• Records for processing:
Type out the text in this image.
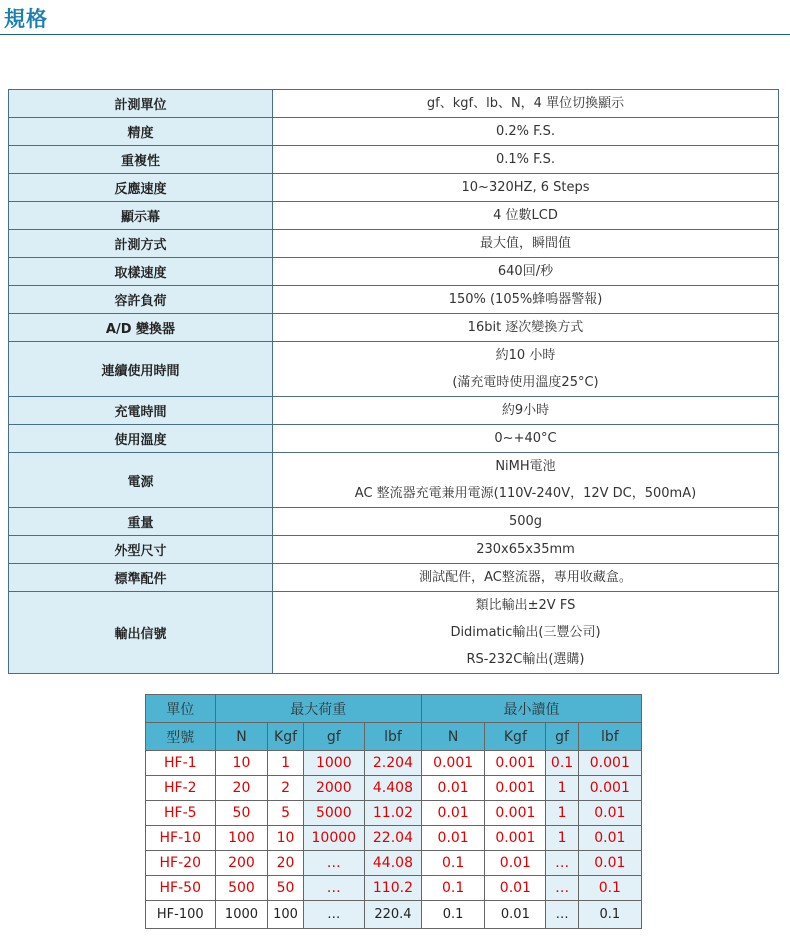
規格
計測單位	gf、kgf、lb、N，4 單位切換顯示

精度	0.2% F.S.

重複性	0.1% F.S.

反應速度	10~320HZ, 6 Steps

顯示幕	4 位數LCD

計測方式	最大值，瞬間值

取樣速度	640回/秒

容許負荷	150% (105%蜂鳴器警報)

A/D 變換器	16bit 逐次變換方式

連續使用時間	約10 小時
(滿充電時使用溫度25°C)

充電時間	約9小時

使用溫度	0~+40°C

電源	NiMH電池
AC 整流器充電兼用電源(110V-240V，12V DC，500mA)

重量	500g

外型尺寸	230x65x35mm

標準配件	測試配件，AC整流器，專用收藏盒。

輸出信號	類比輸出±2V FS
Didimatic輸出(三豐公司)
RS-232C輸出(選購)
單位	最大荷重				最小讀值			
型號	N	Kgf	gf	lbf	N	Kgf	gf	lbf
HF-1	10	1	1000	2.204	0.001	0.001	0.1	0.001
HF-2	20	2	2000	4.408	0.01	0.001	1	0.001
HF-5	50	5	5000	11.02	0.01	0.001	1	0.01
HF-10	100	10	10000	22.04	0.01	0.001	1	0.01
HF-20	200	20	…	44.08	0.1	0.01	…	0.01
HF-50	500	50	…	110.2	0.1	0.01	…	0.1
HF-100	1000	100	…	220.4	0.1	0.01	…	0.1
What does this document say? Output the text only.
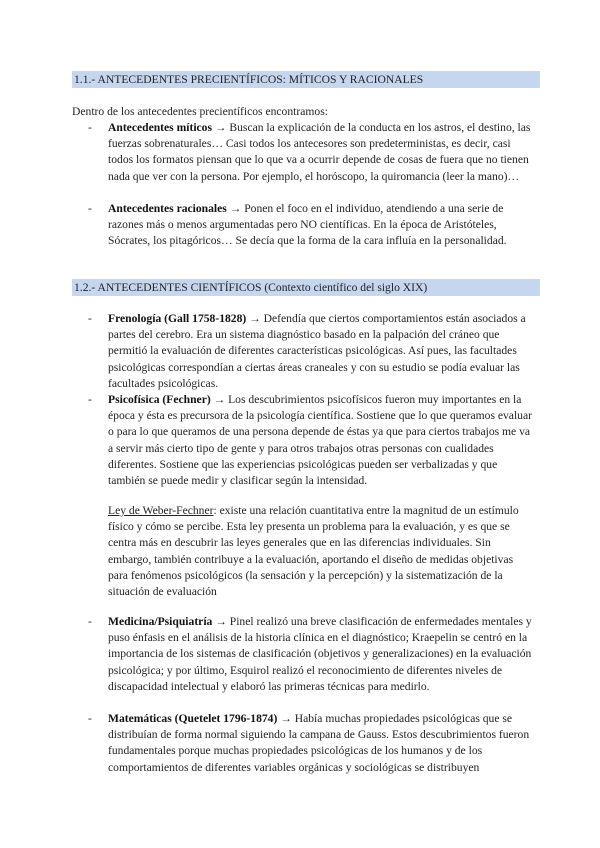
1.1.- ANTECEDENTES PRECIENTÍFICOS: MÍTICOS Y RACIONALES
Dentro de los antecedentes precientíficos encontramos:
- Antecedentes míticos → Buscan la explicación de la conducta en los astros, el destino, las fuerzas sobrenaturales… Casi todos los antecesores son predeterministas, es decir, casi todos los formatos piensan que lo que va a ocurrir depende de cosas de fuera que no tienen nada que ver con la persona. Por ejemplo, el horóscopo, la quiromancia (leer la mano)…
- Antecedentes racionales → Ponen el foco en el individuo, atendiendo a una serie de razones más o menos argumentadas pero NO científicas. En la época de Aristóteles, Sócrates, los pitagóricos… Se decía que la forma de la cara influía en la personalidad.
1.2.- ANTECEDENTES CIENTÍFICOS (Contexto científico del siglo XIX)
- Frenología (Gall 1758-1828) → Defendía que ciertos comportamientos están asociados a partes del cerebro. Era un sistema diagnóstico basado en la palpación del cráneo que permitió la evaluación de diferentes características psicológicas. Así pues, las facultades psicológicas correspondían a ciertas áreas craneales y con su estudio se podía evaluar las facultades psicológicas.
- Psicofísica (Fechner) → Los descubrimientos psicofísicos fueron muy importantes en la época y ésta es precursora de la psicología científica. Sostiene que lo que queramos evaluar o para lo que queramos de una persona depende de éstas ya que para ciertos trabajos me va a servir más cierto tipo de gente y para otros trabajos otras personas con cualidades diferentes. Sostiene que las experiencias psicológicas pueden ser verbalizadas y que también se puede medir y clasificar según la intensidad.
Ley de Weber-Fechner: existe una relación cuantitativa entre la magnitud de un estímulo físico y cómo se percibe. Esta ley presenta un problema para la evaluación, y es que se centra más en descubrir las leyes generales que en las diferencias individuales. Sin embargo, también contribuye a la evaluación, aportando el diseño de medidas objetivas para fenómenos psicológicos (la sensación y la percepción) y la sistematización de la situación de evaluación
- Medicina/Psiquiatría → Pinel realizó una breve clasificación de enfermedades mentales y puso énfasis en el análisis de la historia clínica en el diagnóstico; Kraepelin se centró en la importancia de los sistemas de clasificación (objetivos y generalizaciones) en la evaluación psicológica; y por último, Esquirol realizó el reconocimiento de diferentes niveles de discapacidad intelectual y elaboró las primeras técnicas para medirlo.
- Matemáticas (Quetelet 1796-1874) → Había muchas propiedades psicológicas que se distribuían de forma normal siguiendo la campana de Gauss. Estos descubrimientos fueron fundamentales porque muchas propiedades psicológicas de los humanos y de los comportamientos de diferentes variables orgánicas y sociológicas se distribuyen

• Directive: Scan the records above for the string "this", then report every line that contains it.

• Exercise result:
Type out the text in this image.
What does this document say? Output the text only.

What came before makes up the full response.